### [Figure dataset records]
============================================================
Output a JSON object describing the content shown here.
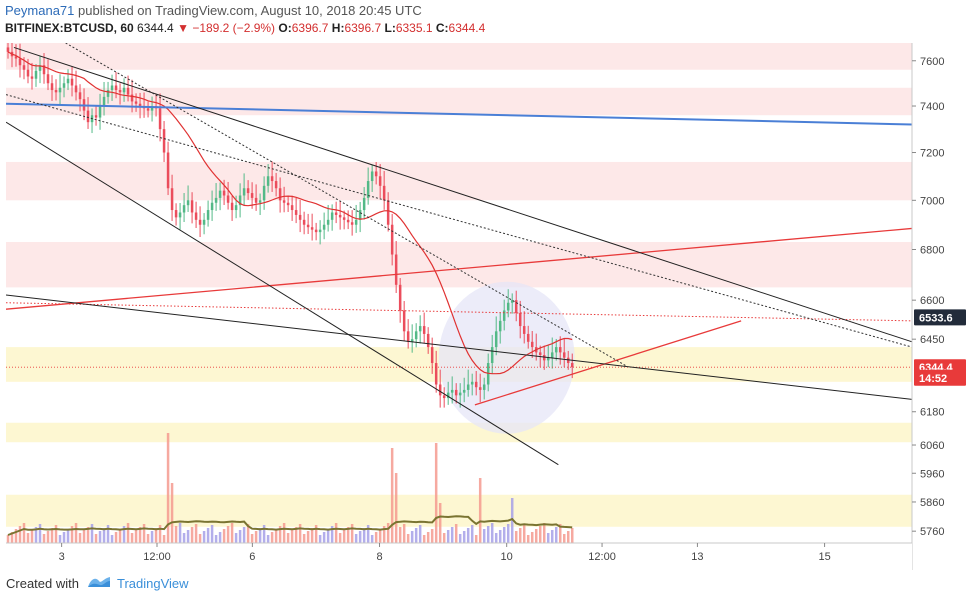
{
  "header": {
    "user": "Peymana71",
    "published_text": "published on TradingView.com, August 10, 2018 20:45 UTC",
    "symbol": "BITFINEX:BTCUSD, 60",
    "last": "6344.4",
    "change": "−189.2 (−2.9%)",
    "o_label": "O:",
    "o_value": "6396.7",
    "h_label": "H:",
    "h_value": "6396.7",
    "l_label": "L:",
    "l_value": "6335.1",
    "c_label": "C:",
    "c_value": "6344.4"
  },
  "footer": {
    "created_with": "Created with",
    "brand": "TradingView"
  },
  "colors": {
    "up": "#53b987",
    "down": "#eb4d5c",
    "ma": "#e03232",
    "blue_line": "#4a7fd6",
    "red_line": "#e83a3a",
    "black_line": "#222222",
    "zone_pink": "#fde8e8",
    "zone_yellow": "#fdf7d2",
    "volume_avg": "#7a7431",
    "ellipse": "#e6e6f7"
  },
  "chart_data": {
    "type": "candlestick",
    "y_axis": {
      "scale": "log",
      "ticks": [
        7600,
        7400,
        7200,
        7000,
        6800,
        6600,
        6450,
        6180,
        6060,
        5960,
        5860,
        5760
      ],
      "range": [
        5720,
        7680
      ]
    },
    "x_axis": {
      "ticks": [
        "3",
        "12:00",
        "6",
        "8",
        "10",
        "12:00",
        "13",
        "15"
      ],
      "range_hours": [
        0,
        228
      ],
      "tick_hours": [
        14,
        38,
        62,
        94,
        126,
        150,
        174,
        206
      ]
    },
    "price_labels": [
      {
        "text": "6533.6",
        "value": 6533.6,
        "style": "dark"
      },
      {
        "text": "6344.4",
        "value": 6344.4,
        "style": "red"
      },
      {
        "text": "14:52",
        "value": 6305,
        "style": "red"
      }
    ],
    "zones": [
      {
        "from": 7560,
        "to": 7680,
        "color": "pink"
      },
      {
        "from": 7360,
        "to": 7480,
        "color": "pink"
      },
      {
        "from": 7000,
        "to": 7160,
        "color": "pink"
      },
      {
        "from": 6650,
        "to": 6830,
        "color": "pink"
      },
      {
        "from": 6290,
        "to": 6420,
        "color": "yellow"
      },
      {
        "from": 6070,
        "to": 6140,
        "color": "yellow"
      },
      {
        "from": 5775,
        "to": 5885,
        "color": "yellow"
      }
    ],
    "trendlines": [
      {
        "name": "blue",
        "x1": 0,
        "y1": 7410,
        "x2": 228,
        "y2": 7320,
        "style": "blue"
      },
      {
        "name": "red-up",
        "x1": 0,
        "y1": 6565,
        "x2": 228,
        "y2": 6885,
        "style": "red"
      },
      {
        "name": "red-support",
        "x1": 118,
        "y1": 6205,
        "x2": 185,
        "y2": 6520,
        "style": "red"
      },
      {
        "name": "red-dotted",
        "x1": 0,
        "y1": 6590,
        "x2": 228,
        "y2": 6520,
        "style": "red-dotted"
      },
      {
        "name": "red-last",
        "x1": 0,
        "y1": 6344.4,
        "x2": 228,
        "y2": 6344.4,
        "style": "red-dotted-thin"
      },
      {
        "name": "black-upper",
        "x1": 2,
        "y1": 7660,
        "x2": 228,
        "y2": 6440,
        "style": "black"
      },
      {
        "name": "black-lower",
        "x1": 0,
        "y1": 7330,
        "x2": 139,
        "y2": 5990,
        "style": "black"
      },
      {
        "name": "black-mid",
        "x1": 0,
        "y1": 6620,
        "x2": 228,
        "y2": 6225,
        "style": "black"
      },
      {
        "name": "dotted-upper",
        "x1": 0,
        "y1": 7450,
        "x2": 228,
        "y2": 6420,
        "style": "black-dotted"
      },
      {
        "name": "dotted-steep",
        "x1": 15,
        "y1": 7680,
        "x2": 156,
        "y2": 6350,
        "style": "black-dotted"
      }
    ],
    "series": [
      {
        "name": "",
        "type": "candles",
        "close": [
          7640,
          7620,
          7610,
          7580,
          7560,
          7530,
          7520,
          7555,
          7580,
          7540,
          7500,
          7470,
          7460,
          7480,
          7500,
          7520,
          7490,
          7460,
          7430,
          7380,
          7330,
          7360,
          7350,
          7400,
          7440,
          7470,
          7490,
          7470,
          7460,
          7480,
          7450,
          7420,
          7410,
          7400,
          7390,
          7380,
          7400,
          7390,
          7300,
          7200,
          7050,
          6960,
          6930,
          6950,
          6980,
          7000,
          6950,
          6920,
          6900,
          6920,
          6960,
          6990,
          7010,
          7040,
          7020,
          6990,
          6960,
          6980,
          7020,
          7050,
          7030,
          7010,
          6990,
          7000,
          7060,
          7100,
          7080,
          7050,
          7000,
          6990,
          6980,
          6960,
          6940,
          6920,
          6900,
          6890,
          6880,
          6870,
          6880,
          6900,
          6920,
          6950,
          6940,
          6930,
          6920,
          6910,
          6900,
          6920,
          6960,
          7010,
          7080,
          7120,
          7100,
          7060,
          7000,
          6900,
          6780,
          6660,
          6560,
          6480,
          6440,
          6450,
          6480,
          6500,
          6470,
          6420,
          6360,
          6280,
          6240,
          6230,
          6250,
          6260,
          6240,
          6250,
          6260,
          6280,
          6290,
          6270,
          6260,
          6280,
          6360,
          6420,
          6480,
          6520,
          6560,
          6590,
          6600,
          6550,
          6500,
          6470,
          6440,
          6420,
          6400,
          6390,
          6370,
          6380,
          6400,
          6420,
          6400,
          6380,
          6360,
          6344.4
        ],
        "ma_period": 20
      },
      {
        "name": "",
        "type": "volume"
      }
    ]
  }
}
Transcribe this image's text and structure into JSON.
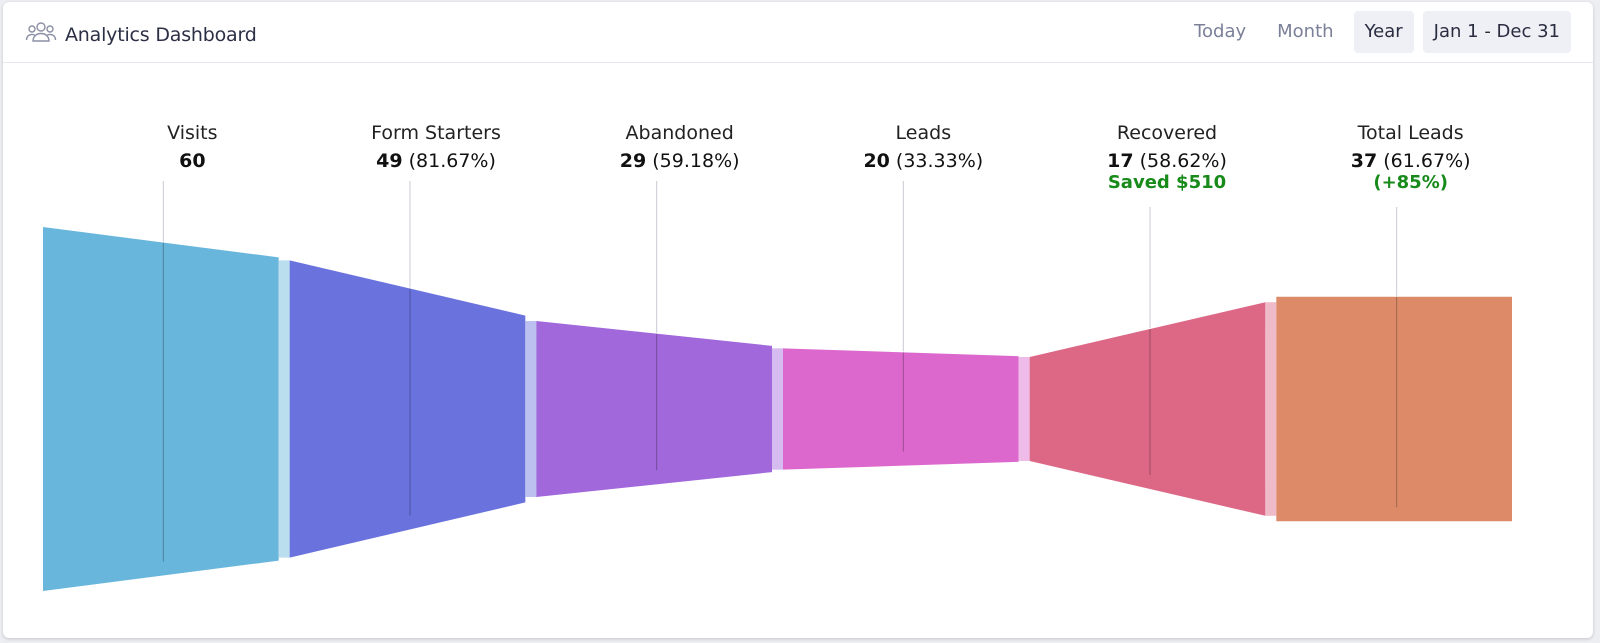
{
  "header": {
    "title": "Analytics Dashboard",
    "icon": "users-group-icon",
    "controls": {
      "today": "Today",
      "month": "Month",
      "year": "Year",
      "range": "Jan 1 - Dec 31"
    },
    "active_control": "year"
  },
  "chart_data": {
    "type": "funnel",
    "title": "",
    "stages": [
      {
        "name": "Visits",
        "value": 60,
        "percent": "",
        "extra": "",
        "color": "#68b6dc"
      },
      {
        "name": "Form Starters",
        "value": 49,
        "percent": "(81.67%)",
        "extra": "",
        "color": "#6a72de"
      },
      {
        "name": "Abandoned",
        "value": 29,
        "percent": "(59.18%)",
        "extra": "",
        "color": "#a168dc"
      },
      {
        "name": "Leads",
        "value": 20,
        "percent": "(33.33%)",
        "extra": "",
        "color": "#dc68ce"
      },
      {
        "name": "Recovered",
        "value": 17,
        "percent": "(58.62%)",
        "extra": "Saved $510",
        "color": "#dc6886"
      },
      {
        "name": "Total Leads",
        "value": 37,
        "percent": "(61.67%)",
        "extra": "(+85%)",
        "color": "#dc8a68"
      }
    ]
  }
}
============================================================
### [Short problem]
Copy out all the entries exactly. Images stay out of the copy.

### [Finished task]
Output a JSON object describing the content shown here.
{
  "header": {
    "user": "Peymana71",
    "published_text": "published on TradingView.com, August 10, 2018 20:45 UTC",
    "symbol": "BITFINEX:BTCUSD, 60",
    "last": "6344.4",
    "change": "−189.2 (−2.9%)",
    "o_label": "O:",
    "o_value": "6396.7",
    "h_label": "H:",
    "h_value": "6396.7",
    "l_label": "L:",
    "l_value": "6335.1",
    "c_label": "C:",
    "c_value": "6344.4"
  },
  "footer": {
    "created_with": "Created with",
    "brand": "TradingView"
  },
  "colors": {
    "up": "#53b987",
    "down": "#eb4d5c",
    "ma": "#e03232",
    "blue_line": "#4a7fd6",
    "red_line": "#e83a3a",
    "black_line": "#222222",
    "zone_pink": "#fde8e8",
    "zone_yellow": "#fdf7d2",
    "volume_avg": "#7a7431",
    "ellipse": "#e6e6f7"
  },
  "chart_data": {
    "type": "candlestick",
    "y_axis": {
      "scale": "log",
      "ticks": [
        7600,
        7400,
        7200,
        7000,
        6800,
        6600,
        6450,
        6180,
        6060,
        5960,
        5860,
        5760
      ],
      "range": [
        5720,
        7680
      ]
    },
    "x_axis": {
      "ticks": [
        "3",
        "12:00",
        "6",
        "8",
        "10",
        "12:00",
        "13",
        "15"
      ],
      "range_hours": [
        0,
        228
      ],
      "tick_hours": [
        14,
        38,
        62,
        94,
        126,
        150,
        174,
        206
      ]
    },
    "price_labels": [
      {
        "text": "6533.6",
        "value": 6533.6,
        "style": "dark"
      },
      {
        "text": "6344.4",
        "value": 6344.4,
        "style": "red"
      },
      {
        "text": "14:52",
        "value": 6305,
        "style": "red"
      }
    ],
    "zones": [
      {
        "from": 7560,
        "to": 7680,
        "color": "pink"
      },
      {
        "from": 7360,
        "to": 7480,
        "color": "pink"
      },
      {
        "from": 7000,
        "to": 7160,
        "color": "pink"
      },
      {
        "from": 6650,
        "to": 6830,
        "color": "pink"
      },
      {
        "from": 6290,
        "to": 6420,
        "color": "yellow"
      },
      {
        "from": 6070,
        "to": 6140,
        "color": "yellow"
      },
      {
        "from": 5775,
        "to": 5885,
        "color": "yellow"
      }
    ],
    "trendlines": [
      {
        "name": "blue",
        "x1": 0,
        "y1": 7410,
        "x2": 228,
        "y2": 7320,
        "style": "blue"
      },
      {
        "name": "red-up",
        "x1": 0,
        "y1": 6565,
        "x2": 228,
        "y2": 6885,
        "style": "red"
      },
      {
        "name": "red-support",
        "x1": 118,
        "y1": 6205,
        "x2": 185,
        "y2": 6520,
        "style": "red"
      },
      {
        "name": "red-dotted",
        "x1": 0,
        "y1": 6590,
        "x2": 228,
        "y2": 6520,
        "style": "red-dotted"
      },
      {
        "name": "red-last",
        "x1": 0,
        "y1": 6344.4,
        "x2": 228,
        "y2": 6344.4,
        "style": "red-dotted-thin"
      },
      {
        "name": "black-upper",
        "x1": 2,
        "y1": 7660,
        "x2": 228,
        "y2": 6440,
        "style": "black"
      },
      {
        "name": "black-lower",
        "x1": 0,
        "y1": 7330,
        "x2": 139,
        "y2": 5990,
        "style": "black"
      },
      {
        "name": "black-mid",
        "x1": 0,
        "y1": 6620,
        "x2": 228,
        "y2": 6225,
        "style": "black"
      },
      {
        "name": "dotted-upper",
        "x1": 0,
        "y1": 7450,
        "x2": 228,
        "y2": 6420,
        "style": "black-dotted"
      },
      {
        "name": "dotted-steep",
        "x1": 15,
        "y1": 7680,
        "x2": 156,
        "y2": 6350,
        "style": "black-dotted"
      }
    ],
    "series": [
      {
        "name": "",
        "type": "candles",
        "close": [
          7640,
          7620,
          7610,
          7580,
          7560,
          7530,
          7520,
          7555,
          7580,
          7540,
          7500,
          7470,
          7460,
          7480,
          7500,
          7520,
          7490,
          7460,
          7430,
          7380,
          7330,
          7360,
          7350,
          7400,
          7440,
          7470,
          7490,
          7470,
          7460,
          7480,
          7450,
          7420,
          7410,
          7400,
          7390,
          7380,
          7400,
          7390,
          7300,
          7200,
          7050,
          6960,
          6930,
          6950,
          6980,
          7000,
          6950,
          6920,
          6900,
          6920,
          6960,
          6990,
          7010,
          7040,
          7020,
          6990,
          6960,
          6980,
          7020,
          7050,
          7030,
          7010,
          6990,
          7000,
          7060,
          7100,
          7080,
          7050,
          7000,
          6990,
          6980,
          6960,
          6940,
          6920,
          6900,
          6890,
          6880,
          6870,
          6880,
          6900,
          6920,
          6950,
          6940,
          6930,
          6920,
          6910,
          6900,
          6920,
          6960,
          7010,
          7080,
          7120,
          7100,
          7060,
          7000,
          6900,
          6780,
          6660,
          6560,
          6480,
          6440,
          6450,
          6480,
          6500,
          6470,
          6420,
          6360,
          6280,
          6240,
          6230,
          6250,
          6260,
          6240,
          6250,
          6260,
          6280,
          6290,
          6270,
          6260,
          6280,
          6360,
          6420,
          6480,
          6520,
          6560,
          6590,
          6600,
          6550,
          6500,
          6470,
          6440,
          6420,
          6400,
          6390,
          6370,
          6380,
          6400,
          6420,
          6400,
          6380,
          6360,
          6344.4
        ],
        "ma_period": 20
      },
      {
        "name": "",
        "type": "volume"
      }
    ]
  }
}
Transcribe this image's text and structure into JSON.
{
  "header": {
    "title": "Analytics Dashboard",
    "icon": "users-group-icon",
    "controls": {
      "today": "Today",
      "month": "Month",
      "year": "Year",
      "range": "Jan 1 - Dec 31"
    },
    "active_control": "year"
  },
  "chart_data": {
    "type": "funnel",
    "title": "",
    "stages": [
      {
        "name": "Visits",
        "value": 60,
        "percent": "",
        "extra": "",
        "color": "#68b6dc"
      },
      {
        "name": "Form Starters",
        "value": 49,
        "percent": "(81.67%)",
        "extra": "",
        "color": "#6a72de"
      },
      {
        "name": "Abandoned",
        "value": 29,
        "percent": "(59.18%)",
        "extra": "",
        "color": "#a168dc"
      },
      {
        "name": "Leads",
        "value": 20,
        "percent": "(33.33%)",
        "extra": "",
        "color": "#dc68ce"
      },
      {
        "name": "Recovered",
        "value": 17,
        "percent": "(58.62%)",
        "extra": "Saved $510",
        "color": "#dc6886"
      },
      {
        "name": "Total Leads",
        "value": 37,
        "percent": "(61.67%)",
        "extra": "(+85%)",
        "color": "#dc8a68"
      }
    ]
  }
}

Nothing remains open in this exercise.